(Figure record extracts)
■ ■ ■
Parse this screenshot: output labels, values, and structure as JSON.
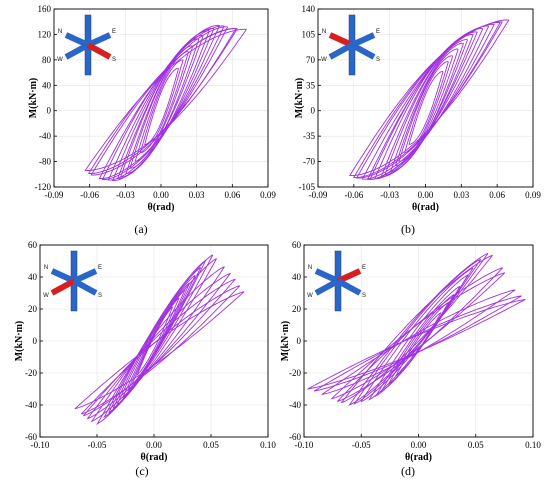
{
  "chart_data": [
    {
      "id": "a",
      "type": "line",
      "caption": "(a)",
      "xlabel": "θ(rad)",
      "ylabel": "M(kN·m)",
      "xlim": [
        -0.09,
        0.09
      ],
      "ylim": [
        -120,
        160
      ],
      "xticks": [
        -0.09,
        -0.06,
        -0.03,
        0.0,
        0.03,
        0.06,
        0.09
      ],
      "xtick_labels": [
        "-0.09",
        "-0.06",
        "-0.03",
        "0.00",
        "0.03",
        "0.06",
        "0.09"
      ],
      "yticks": [
        -120,
        -80,
        -40,
        0,
        40,
        80,
        120,
        160
      ],
      "ytick_labels": [
        "-120",
        "-80",
        "-40",
        "0",
        "40",
        "80",
        "120",
        "160"
      ],
      "grid": true,
      "color": "#a030e0",
      "inset": {
        "labels": [
          "N",
          "E",
          "W",
          "S"
        ],
        "loaded_beam": "S"
      },
      "envelope": {
        "pos": [
          [
            0.005,
            25
          ],
          [
            0.01,
            50
          ],
          [
            0.02,
            85
          ],
          [
            0.03,
            110
          ],
          [
            0.04,
            125
          ],
          [
            0.05,
            135
          ],
          [
            0.06,
            130
          ],
          [
            0.07,
            128
          ]
        ],
        "neg": [
          [
            -0.005,
            -20
          ],
          [
            -0.01,
            -40
          ],
          [
            -0.02,
            -75
          ],
          [
            -0.03,
            -100
          ],
          [
            -0.04,
            -110
          ],
          [
            -0.05,
            -108
          ],
          [
            -0.06,
            -100
          ],
          [
            -0.065,
            -92
          ]
        ]
      }
    },
    {
      "id": "b",
      "type": "line",
      "caption": "(b)",
      "xlabel": "θ(rad)",
      "ylabel": "M(kN·m)",
      "xlim": [
        -0.09,
        0.09
      ],
      "ylim": [
        -105,
        140
      ],
      "xticks": [
        -0.09,
        -0.06,
        -0.03,
        0.0,
        0.03,
        0.06,
        0.09
      ],
      "xtick_labels": [
        "-0.09",
        "-0.06",
        "-0.03",
        "0.00",
        "0.03",
        "0.06",
        "0.09"
      ],
      "yticks": [
        -105,
        -70,
        -35,
        0,
        35,
        70,
        105,
        140
      ],
      "ytick_labels": [
        "-105",
        "-70",
        "-35",
        "0",
        "35",
        "70",
        "105",
        "140"
      ],
      "grid": true,
      "color": "#a030e0",
      "inset": {
        "labels": [
          "N",
          "E",
          "W",
          "S"
        ],
        "loaded_beam": "N"
      },
      "envelope": {
        "pos": [
          [
            0.005,
            20
          ],
          [
            0.01,
            40
          ],
          [
            0.02,
            70
          ],
          [
            0.03,
            90
          ],
          [
            0.04,
            105
          ],
          [
            0.05,
            115
          ],
          [
            0.06,
            120
          ],
          [
            0.07,
            125
          ]
        ],
        "neg": [
          [
            -0.005,
            -20
          ],
          [
            -0.01,
            -35
          ],
          [
            -0.02,
            -65
          ],
          [
            -0.03,
            -85
          ],
          [
            -0.04,
            -93
          ],
          [
            -0.05,
            -95
          ],
          [
            -0.06,
            -92
          ],
          [
            -0.065,
            -88
          ]
        ]
      }
    },
    {
      "id": "c",
      "type": "line",
      "caption": "(c)",
      "xlabel": "θ(rad)",
      "ylabel": "M(kN·m)",
      "xlim": [
        -0.1,
        0.1
      ],
      "ylim": [
        -60,
        60
      ],
      "xticks": [
        -0.1,
        -0.05,
        0.0,
        0.05,
        0.1
      ],
      "xtick_labels": [
        "-0.10",
        "-0.05",
        "0.00",
        "0.05",
        "0.10"
      ],
      "yticks": [
        -60,
        -40,
        -20,
        0,
        20,
        40,
        60
      ],
      "ytick_labels": [
        "-60",
        "-40",
        "-20",
        "0",
        "20",
        "40",
        "60"
      ],
      "grid": true,
      "color": "#a030e0",
      "inset": {
        "labels": [
          "N",
          "E",
          "W",
          "S"
        ],
        "loaded_beam": "W"
      },
      "envelope": {
        "pos": [
          [
            0.01,
            15
          ],
          [
            0.02,
            25
          ],
          [
            0.03,
            35
          ],
          [
            0.04,
            45
          ],
          [
            0.05,
            55
          ],
          [
            0.06,
            48
          ],
          [
            0.07,
            40
          ],
          [
            0.08,
            30
          ]
        ],
        "neg": [
          [
            -0.01,
            -15
          ],
          [
            -0.02,
            -28
          ],
          [
            -0.03,
            -38
          ],
          [
            -0.04,
            -45
          ],
          [
            -0.05,
            -52
          ],
          [
            -0.06,
            -48
          ],
          [
            -0.07,
            -42
          ]
        ]
      }
    },
    {
      "id": "d",
      "type": "line",
      "caption": "(d)",
      "xlabel": "θ(rad)",
      "ylabel": "M(kN·m)",
      "xlim": [
        -0.1,
        0.1
      ],
      "ylim": [
        -60,
        60
      ],
      "xticks": [
        -0.1,
        -0.05,
        0.0,
        0.05,
        0.1
      ],
      "xtick_labels": [
        "-0.10",
        "-0.05",
        "0.00",
        "0.05",
        "0.10"
      ],
      "yticks": [
        -60,
        -40,
        -20,
        0,
        20,
        40,
        60
      ],
      "ytick_labels": [
        "-60",
        "-40",
        "-20",
        "0",
        "20",
        "40",
        "60"
      ],
      "grid": true,
      "color": "#a030e0",
      "inset": {
        "labels": [
          "N",
          "E",
          "W",
          "S"
        ],
        "loaded_beam": "E"
      },
      "envelope": {
        "pos": [
          [
            0.01,
            10
          ],
          [
            0.02,
            18
          ],
          [
            0.03,
            28
          ],
          [
            0.04,
            38
          ],
          [
            0.05,
            48
          ],
          [
            0.06,
            55
          ],
          [
            0.07,
            52
          ],
          [
            0.08,
            35
          ],
          [
            0.095,
            25
          ]
        ],
        "neg": [
          [
            -0.01,
            -12
          ],
          [
            -0.02,
            -22
          ],
          [
            -0.03,
            -30
          ],
          [
            -0.04,
            -36
          ],
          [
            -0.05,
            -38
          ],
          [
            -0.06,
            -40
          ],
          [
            -0.07,
            -38
          ],
          [
            -0.08,
            -35
          ],
          [
            -0.095,
            -30
          ]
        ]
      }
    }
  ]
}
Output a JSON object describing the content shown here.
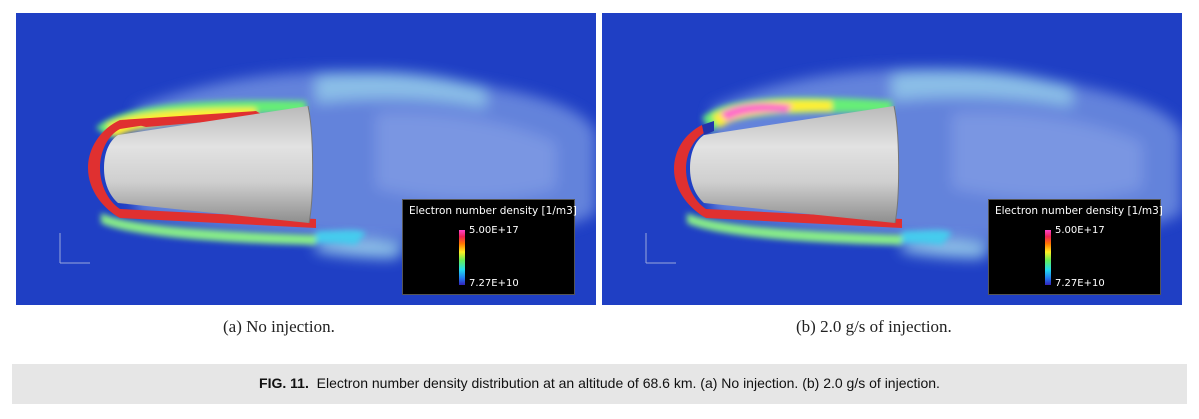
{
  "figure": {
    "label": "FIG. 11.",
    "caption": "Electron number density distribution at an altitude of 68.6 km. (a) No injection. (b) 2.0 g/s of injection."
  },
  "panels": [
    {
      "subcaption": "(a) No injection.",
      "legend": {
        "title": "Electron number density [1/m3]",
        "max": "5.00E+17",
        "min": "7.27E+10"
      }
    },
    {
      "subcaption": "(b) 2.0 g/s of injection.",
      "legend": {
        "title": "Electron number density [1/m3]",
        "max": "5.00E+17",
        "min": "7.27E+10"
      }
    }
  ],
  "colors": {
    "background_field": "#1f3fc4",
    "shock_layer": "#e03030",
    "body": "#c8c8c8",
    "caption_bg": "#e6e6e6"
  }
}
■ ■ ■
- _Task description_:
Only the lines from the one holding "Output a JSON" through the last line of the records should be output, please, exactly and without any pictures.

- _Solution to this task_:
Output a JSON object describing the content shown here.
{
  "figure": {
    "label": "FIG. 11.",
    "caption": "Electron number density distribution at an altitude of 68.6 km. (a) No injection. (b) 2.0 g/s of injection."
  },
  "panels": [
    {
      "subcaption": "(a) No injection.",
      "legend": {
        "title": "Electron number density [1/m3]",
        "max": "5.00E+17",
        "min": "7.27E+10"
      }
    },
    {
      "subcaption": "(b) 2.0 g/s of injection.",
      "legend": {
        "title": "Electron number density [1/m3]",
        "max": "5.00E+17",
        "min": "7.27E+10"
      }
    }
  ],
  "colors": {
    "background_field": "#1f3fc4",
    "shock_layer": "#e03030",
    "body": "#c8c8c8",
    "caption_bg": "#e6e6e6"
  }
}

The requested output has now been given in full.